((

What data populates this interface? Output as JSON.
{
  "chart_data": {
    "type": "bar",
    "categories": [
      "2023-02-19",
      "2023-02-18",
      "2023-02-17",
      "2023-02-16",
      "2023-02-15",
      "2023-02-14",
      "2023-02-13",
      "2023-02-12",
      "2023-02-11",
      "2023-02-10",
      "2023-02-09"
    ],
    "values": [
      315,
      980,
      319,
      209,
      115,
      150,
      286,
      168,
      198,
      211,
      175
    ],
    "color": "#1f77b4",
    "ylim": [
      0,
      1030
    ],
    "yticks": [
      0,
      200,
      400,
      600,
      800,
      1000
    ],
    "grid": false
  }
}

))

WHAT IS EXPECTED —
Restate the whole of the material exactly.

TASK RESULT —
What data populates this interface? Output as JSON.
{
  "chart_data": {
    "type": "bar",
    "categories": [
      "2023-02-19",
      "2023-02-18",
      "2023-02-17",
      "2023-02-16",
      "2023-02-15",
      "2023-02-14",
      "2023-02-13",
      "2023-02-12",
      "2023-02-11",
      "2023-02-10",
      "2023-02-09"
    ],
    "values": [
      315,
      980,
      319,
      209,
      115,
      150,
      286,
      168,
      198,
      211,
      175
    ],
    "color": "#1f77b4",
    "ylim": [
      0,
      1030
    ],
    "yticks": [
      0,
      200,
      400,
      600,
      800,
      1000
    ],
    "grid": false
  }
}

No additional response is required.